§ **Available data**
==*==
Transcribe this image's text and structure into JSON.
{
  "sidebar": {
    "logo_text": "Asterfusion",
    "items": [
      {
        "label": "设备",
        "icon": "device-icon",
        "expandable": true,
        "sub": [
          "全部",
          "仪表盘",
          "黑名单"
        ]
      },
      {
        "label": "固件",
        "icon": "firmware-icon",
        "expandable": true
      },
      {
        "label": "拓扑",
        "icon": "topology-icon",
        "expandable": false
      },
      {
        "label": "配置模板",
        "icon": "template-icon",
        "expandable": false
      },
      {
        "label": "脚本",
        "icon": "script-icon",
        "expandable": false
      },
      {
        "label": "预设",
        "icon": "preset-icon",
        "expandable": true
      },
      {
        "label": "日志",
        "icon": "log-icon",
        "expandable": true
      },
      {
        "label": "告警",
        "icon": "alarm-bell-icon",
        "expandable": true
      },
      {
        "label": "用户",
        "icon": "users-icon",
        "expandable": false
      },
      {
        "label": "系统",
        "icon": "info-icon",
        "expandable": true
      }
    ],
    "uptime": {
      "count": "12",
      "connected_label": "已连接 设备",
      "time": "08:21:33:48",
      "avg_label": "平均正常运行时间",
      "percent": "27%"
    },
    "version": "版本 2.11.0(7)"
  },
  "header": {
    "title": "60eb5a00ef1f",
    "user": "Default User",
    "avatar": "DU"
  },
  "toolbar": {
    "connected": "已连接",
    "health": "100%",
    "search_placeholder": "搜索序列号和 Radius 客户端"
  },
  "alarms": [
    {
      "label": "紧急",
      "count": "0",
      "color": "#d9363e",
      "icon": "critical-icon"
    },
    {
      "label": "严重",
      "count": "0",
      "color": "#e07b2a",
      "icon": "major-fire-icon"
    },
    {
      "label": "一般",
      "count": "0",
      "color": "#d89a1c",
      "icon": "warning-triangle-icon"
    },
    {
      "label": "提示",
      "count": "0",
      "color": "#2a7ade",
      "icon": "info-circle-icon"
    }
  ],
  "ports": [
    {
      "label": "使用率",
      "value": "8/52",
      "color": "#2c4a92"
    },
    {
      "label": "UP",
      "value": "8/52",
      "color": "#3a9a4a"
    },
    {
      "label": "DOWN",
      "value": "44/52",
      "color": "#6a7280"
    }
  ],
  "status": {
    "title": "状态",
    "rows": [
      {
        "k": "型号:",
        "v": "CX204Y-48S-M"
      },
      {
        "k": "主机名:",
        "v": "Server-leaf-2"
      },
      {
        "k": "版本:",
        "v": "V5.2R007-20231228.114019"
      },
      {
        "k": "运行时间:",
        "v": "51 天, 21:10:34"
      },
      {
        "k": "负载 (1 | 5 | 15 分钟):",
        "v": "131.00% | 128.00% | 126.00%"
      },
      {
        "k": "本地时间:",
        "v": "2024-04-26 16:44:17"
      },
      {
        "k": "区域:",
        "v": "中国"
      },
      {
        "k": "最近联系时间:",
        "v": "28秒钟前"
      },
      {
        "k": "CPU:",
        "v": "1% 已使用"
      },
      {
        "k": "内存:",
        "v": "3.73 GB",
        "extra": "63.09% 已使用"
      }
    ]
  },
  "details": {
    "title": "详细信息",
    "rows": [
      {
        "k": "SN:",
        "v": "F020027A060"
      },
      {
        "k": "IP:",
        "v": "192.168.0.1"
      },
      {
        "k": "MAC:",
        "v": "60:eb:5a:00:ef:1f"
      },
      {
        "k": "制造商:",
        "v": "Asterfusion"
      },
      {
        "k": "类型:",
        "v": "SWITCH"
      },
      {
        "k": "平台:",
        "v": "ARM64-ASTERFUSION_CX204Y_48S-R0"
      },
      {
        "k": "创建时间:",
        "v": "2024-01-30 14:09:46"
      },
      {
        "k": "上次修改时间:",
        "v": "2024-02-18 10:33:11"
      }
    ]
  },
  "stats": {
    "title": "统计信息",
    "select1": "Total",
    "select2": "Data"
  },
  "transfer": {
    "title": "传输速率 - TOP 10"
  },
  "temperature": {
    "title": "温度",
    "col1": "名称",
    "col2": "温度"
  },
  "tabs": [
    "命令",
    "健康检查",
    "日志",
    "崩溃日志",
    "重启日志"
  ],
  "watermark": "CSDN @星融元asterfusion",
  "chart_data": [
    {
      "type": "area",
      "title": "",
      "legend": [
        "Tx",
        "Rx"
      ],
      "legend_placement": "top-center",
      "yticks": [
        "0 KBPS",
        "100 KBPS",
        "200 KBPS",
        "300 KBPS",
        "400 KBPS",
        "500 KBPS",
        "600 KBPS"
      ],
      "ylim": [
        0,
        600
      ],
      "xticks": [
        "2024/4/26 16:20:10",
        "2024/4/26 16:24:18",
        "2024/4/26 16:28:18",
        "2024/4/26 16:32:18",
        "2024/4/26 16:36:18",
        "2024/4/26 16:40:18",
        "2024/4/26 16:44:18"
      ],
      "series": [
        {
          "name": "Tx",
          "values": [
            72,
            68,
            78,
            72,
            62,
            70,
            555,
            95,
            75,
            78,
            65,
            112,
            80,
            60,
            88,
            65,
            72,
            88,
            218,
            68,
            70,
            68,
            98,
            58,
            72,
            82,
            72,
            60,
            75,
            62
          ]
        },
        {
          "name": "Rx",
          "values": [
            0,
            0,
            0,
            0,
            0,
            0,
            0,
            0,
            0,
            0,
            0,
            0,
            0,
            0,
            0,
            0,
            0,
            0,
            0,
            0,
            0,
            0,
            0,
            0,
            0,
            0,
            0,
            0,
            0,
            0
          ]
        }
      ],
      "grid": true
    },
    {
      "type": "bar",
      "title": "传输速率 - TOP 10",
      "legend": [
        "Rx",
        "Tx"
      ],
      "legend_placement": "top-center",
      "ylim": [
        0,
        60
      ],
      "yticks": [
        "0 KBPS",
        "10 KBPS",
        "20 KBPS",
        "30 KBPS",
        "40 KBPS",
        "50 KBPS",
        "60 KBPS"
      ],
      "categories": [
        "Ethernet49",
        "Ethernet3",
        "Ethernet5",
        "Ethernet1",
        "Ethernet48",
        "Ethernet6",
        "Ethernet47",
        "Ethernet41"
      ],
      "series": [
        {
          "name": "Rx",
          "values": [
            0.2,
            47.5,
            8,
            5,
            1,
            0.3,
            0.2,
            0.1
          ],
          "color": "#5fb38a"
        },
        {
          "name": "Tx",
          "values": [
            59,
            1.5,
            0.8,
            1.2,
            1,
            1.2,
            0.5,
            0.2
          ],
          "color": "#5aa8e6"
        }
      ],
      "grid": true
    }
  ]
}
==*==
§ **Objective**
Reproduce the material above, every line of it, exactly.

§ **Solution to this exercise**
Transcribe this image's text and structure into JSON.
{
  "sidebar": {
    "logo_text": "Asterfusion",
    "items": [
      {
        "label": "设备",
        "icon": "device-icon",
        "expandable": true,
        "sub": [
          "全部",
          "仪表盘",
          "黑名单"
        ]
      },
      {
        "label": "固件",
        "icon": "firmware-icon",
        "expandable": true
      },
      {
        "label": "拓扑",
        "icon": "topology-icon",
        "expandable": false
      },
      {
        "label": "配置模板",
        "icon": "template-icon",
        "expandable": false
      },
      {
        "label": "脚本",
        "icon": "script-icon",
        "expandable": false
      },
      {
        "label": "预设",
        "icon": "preset-icon",
        "expandable": true
      },
      {
        "label": "日志",
        "icon": "log-icon",
        "expandable": true
      },
      {
        "label": "告警",
        "icon": "alarm-bell-icon",
        "expandable": true
      },
      {
        "label": "用户",
        "icon": "users-icon",
        "expandable": false
      },
      {
        "label": "系统",
        "icon": "info-icon",
        "expandable": true
      }
    ],
    "uptime": {
      "count": "12",
      "connected_label": "已连接 设备",
      "time": "08:21:33:48",
      "avg_label": "平均正常运行时间",
      "percent": "27%"
    },
    "version": "版本 2.11.0(7)"
  },
  "header": {
    "title": "60eb5a00ef1f",
    "user": "Default User",
    "avatar": "DU"
  },
  "toolbar": {
    "connected": "已连接",
    "health": "100%",
    "search_placeholder": "搜索序列号和 Radius 客户端"
  },
  "alarms": [
    {
      "label": "紧急",
      "count": "0",
      "color": "#d9363e",
      "icon": "critical-icon"
    },
    {
      "label": "严重",
      "count": "0",
      "color": "#e07b2a",
      "icon": "major-fire-icon"
    },
    {
      "label": "一般",
      "count": "0",
      "color": "#d89a1c",
      "icon": "warning-triangle-icon"
    },
    {
      "label": "提示",
      "count": "0",
      "color": "#2a7ade",
      "icon": "info-circle-icon"
    }
  ],
  "ports": [
    {
      "label": "使用率",
      "value": "8/52",
      "color": "#2c4a92"
    },
    {
      "label": "UP",
      "value": "8/52",
      "color": "#3a9a4a"
    },
    {
      "label": "DOWN",
      "value": "44/52",
      "color": "#6a7280"
    }
  ],
  "status": {
    "title": "状态",
    "rows": [
      {
        "k": "型号:",
        "v": "CX204Y-48S-M"
      },
      {
        "k": "主机名:",
        "v": "Server-leaf-2"
      },
      {
        "k": "版本:",
        "v": "V5.2R007-20231228.114019"
      },
      {
        "k": "运行时间:",
        "v": "51 天, 21:10:34"
      },
      {
        "k": "负载 (1 | 5 | 15 分钟):",
        "v": "131.00% | 128.00% | 126.00%"
      },
      {
        "k": "本地时间:",
        "v": "2024-04-26 16:44:17"
      },
      {
        "k": "区域:",
        "v": "中国"
      },
      {
        "k": "最近联系时间:",
        "v": "28秒钟前"
      },
      {
        "k": "CPU:",
        "v": "1% 已使用"
      },
      {
        "k": "内存:",
        "v": "3.73 GB",
        "extra": "63.09% 已使用"
      }
    ]
  },
  "details": {
    "title": "详细信息",
    "rows": [
      {
        "k": "SN:",
        "v": "F020027A060"
      },
      {
        "k": "IP:",
        "v": "192.168.0.1"
      },
      {
        "k": "MAC:",
        "v": "60:eb:5a:00:ef:1f"
      },
      {
        "k": "制造商:",
        "v": "Asterfusion"
      },
      {
        "k": "类型:",
        "v": "SWITCH"
      },
      {
        "k": "平台:",
        "v": "ARM64-ASTERFUSION_CX204Y_48S-R0"
      },
      {
        "k": "创建时间:",
        "v": "2024-01-30 14:09:46"
      },
      {
        "k": "上次修改时间:",
        "v": "2024-02-18 10:33:11"
      }
    ]
  },
  "stats": {
    "title": "统计信息",
    "select1": "Total",
    "select2": "Data"
  },
  "transfer": {
    "title": "传输速率 - TOP 10"
  },
  "temperature": {
    "title": "温度",
    "col1": "名称",
    "col2": "温度"
  },
  "tabs": [
    "命令",
    "健康检查",
    "日志",
    "崩溃日志",
    "重启日志"
  ],
  "watermark": "CSDN @星融元asterfusion",
  "chart_data": [
    {
      "type": "area",
      "title": "",
      "legend": [
        "Tx",
        "Rx"
      ],
      "legend_placement": "top-center",
      "yticks": [
        "0 KBPS",
        "100 KBPS",
        "200 KBPS",
        "300 KBPS",
        "400 KBPS",
        "500 KBPS",
        "600 KBPS"
      ],
      "ylim": [
        0,
        600
      ],
      "xticks": [
        "2024/4/26 16:20:10",
        "2024/4/26 16:24:18",
        "2024/4/26 16:28:18",
        "2024/4/26 16:32:18",
        "2024/4/26 16:36:18",
        "2024/4/26 16:40:18",
        "2024/4/26 16:44:18"
      ],
      "series": [
        {
          "name": "Tx",
          "values": [
            72,
            68,
            78,
            72,
            62,
            70,
            555,
            95,
            75,
            78,
            65,
            112,
            80,
            60,
            88,
            65,
            72,
            88,
            218,
            68,
            70,
            68,
            98,
            58,
            72,
            82,
            72,
            60,
            75,
            62
          ]
        },
        {
          "name": "Rx",
          "values": [
            0,
            0,
            0,
            0,
            0,
            0,
            0,
            0,
            0,
            0,
            0,
            0,
            0,
            0,
            0,
            0,
            0,
            0,
            0,
            0,
            0,
            0,
            0,
            0,
            0,
            0,
            0,
            0,
            0,
            0
          ]
        }
      ],
      "grid": true
    },
    {
      "type": "bar",
      "title": "传输速率 - TOP 10",
      "legend": [
        "Rx",
        "Tx"
      ],
      "legend_placement": "top-center",
      "ylim": [
        0,
        60
      ],
      "yticks": [
        "0 KBPS",
        "10 KBPS",
        "20 KBPS",
        "30 KBPS",
        "40 KBPS",
        "50 KBPS",
        "60 KBPS"
      ],
      "categories": [
        "Ethernet49",
        "Ethernet3",
        "Ethernet5",
        "Ethernet1",
        "Ethernet48",
        "Ethernet6",
        "Ethernet47",
        "Ethernet41"
      ],
      "series": [
        {
          "name": "Rx",
          "values": [
            0.2,
            47.5,
            8,
            5,
            1,
            0.3,
            0.2,
            0.1
          ],
          "color": "#5fb38a"
        },
        {
          "name": "Tx",
          "values": [
            59,
            1.5,
            0.8,
            1.2,
            1,
            1.2,
            0.5,
            0.2
          ],
          "color": "#5aa8e6"
        }
      ],
      "grid": true
    }
  ]
}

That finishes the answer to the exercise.